— The data —
################

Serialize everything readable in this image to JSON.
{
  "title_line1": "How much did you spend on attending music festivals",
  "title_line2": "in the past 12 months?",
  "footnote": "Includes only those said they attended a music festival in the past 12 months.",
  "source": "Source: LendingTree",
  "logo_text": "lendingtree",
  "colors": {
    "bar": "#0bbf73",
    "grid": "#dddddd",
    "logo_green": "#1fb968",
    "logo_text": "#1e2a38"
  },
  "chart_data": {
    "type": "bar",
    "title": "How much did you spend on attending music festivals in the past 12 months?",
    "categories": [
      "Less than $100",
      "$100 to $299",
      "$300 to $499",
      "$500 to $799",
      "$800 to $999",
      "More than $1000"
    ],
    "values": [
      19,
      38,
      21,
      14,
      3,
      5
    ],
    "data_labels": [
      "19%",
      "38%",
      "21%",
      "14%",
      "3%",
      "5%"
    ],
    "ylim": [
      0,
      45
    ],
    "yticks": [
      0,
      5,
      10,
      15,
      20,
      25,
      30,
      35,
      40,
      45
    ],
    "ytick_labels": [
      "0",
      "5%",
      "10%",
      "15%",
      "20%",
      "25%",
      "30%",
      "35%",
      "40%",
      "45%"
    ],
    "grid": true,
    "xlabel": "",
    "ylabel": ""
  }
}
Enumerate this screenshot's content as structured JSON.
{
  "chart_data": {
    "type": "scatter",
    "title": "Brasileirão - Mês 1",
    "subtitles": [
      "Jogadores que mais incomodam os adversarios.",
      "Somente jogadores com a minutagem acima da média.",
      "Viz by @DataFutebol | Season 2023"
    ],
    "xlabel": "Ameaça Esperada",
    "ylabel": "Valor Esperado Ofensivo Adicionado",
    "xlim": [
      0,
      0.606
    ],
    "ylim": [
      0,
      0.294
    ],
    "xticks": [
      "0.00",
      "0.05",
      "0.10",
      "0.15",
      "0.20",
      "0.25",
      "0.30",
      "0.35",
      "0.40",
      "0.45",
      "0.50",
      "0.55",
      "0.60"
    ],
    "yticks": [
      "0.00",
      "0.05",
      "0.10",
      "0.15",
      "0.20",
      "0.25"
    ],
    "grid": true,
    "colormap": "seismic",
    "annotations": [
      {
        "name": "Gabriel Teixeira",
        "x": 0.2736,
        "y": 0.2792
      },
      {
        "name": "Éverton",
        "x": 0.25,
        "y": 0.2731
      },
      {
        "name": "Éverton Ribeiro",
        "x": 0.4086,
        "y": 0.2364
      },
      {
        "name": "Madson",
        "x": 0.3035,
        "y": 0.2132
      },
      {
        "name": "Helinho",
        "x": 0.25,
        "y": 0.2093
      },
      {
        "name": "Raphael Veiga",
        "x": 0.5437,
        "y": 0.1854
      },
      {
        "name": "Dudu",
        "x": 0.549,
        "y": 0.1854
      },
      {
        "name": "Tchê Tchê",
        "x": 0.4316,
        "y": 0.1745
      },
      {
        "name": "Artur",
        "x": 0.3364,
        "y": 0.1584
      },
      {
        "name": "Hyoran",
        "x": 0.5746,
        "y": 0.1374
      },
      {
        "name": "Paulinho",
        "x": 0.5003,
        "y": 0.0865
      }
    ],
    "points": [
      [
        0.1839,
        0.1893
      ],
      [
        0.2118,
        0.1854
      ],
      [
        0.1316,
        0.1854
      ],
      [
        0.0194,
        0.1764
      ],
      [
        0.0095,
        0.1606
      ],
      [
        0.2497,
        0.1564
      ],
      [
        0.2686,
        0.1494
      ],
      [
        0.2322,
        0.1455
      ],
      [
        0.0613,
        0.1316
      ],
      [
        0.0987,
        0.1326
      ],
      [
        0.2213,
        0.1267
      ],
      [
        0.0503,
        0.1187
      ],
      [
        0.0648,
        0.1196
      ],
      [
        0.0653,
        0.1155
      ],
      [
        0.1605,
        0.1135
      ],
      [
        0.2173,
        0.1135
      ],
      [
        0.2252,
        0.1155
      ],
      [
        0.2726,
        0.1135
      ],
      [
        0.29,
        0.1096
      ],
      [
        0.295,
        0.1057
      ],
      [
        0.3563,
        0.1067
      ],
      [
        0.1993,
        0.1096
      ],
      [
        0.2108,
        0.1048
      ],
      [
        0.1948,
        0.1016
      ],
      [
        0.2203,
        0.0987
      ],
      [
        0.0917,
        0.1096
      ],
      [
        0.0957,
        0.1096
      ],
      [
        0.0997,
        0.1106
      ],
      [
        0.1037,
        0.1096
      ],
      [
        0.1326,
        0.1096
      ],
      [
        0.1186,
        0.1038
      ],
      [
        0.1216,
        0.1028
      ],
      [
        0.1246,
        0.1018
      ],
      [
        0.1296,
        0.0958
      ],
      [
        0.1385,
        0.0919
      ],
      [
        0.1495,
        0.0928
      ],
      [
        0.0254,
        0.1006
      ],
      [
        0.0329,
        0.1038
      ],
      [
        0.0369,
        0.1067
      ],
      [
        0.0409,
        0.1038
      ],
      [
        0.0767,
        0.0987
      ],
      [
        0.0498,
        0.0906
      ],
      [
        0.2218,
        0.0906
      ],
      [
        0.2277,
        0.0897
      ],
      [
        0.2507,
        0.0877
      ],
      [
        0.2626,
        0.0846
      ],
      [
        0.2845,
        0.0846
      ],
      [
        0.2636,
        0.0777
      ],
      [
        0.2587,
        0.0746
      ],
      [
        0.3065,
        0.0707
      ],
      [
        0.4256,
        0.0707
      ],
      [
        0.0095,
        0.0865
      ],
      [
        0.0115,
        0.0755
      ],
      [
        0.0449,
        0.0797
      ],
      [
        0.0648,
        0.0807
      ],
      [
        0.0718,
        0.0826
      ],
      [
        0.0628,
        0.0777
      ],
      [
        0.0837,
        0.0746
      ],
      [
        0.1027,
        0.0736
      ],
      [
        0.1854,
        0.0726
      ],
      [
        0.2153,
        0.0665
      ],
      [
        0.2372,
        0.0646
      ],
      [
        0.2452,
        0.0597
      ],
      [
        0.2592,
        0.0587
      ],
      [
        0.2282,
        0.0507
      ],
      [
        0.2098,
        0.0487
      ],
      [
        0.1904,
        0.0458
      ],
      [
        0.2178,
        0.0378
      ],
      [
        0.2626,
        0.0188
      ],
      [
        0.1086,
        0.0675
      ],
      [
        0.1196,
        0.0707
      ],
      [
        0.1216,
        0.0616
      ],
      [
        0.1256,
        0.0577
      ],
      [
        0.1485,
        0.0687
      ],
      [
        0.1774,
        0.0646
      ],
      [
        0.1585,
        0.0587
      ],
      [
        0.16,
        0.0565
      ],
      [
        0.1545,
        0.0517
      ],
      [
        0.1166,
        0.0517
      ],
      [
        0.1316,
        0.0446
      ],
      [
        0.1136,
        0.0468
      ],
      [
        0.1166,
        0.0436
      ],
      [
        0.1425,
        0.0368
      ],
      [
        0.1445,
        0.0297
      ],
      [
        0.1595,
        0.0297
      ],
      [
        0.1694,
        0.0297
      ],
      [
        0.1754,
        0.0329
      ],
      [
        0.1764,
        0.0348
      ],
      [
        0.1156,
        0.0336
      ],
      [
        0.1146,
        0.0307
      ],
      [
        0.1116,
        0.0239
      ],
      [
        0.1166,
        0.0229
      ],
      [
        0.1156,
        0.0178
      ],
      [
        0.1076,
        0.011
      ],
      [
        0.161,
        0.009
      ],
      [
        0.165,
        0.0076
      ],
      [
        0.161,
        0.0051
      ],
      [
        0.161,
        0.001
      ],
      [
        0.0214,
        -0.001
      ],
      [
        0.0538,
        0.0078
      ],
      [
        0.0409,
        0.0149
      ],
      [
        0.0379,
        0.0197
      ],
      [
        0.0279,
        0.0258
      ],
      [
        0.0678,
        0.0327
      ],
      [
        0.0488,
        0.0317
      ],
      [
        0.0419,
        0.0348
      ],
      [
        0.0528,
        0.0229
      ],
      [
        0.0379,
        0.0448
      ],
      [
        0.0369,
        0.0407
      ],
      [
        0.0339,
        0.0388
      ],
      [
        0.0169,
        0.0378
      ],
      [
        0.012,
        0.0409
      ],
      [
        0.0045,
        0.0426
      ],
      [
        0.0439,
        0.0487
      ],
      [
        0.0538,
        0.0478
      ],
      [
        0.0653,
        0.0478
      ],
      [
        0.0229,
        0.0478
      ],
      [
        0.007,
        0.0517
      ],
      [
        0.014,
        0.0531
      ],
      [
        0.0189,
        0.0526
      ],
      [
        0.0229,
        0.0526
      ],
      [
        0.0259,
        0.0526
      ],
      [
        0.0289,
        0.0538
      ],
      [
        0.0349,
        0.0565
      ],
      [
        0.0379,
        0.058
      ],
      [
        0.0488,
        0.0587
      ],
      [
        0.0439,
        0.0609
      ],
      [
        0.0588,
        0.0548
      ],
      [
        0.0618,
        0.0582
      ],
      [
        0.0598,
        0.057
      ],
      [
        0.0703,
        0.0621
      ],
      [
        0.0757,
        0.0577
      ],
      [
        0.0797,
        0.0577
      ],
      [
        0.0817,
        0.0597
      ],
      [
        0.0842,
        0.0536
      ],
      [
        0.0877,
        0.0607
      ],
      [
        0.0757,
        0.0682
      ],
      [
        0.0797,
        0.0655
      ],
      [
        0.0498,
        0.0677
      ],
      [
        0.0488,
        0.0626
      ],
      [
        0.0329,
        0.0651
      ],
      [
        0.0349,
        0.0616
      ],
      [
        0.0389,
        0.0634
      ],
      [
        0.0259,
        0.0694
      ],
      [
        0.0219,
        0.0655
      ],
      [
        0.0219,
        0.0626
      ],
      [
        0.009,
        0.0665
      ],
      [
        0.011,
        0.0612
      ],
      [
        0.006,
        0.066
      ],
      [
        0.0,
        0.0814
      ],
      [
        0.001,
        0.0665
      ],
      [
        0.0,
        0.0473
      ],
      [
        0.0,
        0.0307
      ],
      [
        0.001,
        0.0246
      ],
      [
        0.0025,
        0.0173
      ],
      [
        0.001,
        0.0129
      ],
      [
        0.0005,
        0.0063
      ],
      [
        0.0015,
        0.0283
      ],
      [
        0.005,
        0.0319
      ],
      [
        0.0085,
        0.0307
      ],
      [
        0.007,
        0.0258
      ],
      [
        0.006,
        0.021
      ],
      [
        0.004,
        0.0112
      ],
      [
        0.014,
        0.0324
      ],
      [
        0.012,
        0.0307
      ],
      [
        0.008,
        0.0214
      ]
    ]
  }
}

################

— Work required —
What is the number of lines holding the word "music"? State it alone.

— Full response —
3